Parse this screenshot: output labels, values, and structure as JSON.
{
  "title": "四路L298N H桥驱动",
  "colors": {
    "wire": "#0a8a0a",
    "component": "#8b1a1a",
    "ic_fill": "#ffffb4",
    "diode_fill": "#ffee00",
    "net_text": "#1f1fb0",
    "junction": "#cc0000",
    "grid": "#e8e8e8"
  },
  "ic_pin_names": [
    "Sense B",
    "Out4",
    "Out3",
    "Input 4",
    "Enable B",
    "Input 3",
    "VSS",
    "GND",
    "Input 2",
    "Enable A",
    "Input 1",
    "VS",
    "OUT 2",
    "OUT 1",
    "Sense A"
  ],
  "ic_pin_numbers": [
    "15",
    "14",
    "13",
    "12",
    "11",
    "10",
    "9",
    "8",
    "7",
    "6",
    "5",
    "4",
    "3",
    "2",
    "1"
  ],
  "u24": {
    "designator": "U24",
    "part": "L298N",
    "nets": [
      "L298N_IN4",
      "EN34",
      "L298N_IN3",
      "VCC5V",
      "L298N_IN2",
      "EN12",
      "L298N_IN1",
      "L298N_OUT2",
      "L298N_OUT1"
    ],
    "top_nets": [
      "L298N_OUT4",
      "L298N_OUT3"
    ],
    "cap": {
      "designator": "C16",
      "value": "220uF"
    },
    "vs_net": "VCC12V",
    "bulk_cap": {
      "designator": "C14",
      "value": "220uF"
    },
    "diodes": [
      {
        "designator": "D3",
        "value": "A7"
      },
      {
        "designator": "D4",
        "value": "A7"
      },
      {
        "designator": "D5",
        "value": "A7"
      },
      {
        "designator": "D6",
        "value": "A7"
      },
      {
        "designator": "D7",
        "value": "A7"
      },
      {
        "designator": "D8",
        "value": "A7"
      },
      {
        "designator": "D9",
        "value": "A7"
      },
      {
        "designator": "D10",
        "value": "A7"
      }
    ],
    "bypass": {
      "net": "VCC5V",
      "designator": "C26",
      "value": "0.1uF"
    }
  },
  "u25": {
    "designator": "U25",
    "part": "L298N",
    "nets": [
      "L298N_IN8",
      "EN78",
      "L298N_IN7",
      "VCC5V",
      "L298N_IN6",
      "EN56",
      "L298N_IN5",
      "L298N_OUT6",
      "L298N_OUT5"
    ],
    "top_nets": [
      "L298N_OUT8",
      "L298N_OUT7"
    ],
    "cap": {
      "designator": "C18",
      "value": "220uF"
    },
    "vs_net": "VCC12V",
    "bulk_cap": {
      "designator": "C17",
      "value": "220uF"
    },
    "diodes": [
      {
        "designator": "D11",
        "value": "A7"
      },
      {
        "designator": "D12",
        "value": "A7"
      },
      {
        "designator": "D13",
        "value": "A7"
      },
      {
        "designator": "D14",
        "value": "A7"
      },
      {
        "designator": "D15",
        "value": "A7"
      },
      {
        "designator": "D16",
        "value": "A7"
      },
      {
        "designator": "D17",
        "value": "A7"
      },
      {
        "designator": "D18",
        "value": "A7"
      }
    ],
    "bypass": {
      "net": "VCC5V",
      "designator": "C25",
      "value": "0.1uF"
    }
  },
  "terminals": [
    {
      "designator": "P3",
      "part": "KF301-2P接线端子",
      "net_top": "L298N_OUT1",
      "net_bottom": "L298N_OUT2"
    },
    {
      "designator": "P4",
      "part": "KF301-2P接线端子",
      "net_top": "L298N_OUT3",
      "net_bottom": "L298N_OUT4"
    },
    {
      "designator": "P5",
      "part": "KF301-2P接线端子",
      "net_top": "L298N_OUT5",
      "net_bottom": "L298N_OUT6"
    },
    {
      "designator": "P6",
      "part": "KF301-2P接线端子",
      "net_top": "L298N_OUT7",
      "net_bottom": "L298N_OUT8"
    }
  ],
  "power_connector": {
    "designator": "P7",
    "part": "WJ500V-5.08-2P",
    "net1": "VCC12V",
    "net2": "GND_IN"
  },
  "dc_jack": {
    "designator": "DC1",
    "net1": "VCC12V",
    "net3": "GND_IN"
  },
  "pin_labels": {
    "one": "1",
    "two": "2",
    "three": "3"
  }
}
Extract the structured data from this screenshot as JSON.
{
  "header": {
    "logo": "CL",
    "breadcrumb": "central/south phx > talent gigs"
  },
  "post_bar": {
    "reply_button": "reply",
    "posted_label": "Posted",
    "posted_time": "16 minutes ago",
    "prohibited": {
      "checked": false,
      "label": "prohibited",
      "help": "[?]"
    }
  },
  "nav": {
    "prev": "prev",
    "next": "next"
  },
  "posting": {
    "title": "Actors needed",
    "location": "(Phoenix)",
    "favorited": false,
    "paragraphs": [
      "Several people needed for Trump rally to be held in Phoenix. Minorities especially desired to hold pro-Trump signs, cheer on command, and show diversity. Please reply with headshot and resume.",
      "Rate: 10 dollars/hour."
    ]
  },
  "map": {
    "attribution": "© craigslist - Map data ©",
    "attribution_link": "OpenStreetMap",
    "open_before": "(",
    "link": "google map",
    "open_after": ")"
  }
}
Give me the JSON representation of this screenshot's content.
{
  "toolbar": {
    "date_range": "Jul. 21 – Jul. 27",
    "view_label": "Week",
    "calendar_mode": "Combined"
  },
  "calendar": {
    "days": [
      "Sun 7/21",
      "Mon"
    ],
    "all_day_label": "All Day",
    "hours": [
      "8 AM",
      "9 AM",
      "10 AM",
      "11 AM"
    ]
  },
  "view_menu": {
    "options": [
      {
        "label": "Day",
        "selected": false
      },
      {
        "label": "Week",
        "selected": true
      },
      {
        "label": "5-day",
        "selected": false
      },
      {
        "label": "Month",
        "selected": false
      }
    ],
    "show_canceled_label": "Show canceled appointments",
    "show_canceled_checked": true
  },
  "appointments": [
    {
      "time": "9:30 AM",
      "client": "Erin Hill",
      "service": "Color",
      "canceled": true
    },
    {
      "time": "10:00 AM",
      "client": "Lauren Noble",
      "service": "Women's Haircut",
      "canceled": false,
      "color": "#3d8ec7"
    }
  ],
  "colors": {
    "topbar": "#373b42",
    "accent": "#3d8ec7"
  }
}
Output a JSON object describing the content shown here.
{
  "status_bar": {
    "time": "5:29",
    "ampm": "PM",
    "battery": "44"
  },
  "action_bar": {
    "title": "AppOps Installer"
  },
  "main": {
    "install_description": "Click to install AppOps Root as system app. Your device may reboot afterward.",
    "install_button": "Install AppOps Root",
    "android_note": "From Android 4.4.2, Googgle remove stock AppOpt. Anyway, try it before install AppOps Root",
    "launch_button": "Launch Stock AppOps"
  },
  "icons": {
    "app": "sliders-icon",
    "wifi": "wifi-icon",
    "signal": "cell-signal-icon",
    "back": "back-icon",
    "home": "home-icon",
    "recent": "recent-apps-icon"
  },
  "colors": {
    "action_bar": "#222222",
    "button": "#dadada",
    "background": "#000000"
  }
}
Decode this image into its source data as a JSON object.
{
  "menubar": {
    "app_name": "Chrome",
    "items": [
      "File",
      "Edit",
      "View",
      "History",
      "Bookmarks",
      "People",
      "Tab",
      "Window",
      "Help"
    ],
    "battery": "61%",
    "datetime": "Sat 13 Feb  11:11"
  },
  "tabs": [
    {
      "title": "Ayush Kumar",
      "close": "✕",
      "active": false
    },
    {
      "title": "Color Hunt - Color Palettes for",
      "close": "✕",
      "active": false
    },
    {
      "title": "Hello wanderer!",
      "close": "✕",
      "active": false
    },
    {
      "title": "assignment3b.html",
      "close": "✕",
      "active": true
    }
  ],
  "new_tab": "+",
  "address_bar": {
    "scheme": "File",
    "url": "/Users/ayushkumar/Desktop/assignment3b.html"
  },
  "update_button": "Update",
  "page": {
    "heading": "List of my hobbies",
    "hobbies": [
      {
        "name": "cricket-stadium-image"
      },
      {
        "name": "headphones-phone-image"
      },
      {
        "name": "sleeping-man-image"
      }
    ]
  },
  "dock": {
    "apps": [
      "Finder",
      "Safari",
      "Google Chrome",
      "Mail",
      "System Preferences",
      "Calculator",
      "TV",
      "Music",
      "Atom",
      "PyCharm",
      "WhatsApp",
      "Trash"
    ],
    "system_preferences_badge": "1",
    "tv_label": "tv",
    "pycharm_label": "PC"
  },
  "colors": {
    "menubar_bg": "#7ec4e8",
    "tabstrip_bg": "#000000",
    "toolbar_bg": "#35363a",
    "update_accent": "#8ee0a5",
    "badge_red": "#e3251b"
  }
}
##############################
From the data, list each line in which the string "reply" appears.

    "reply_button": "reply",
      "Several people needed for Trump rally to be held in Phoenix. Minorities especially desired to hold pro-Trump signs, cheer on command, and show diversity. Please reply with headshot and resume.",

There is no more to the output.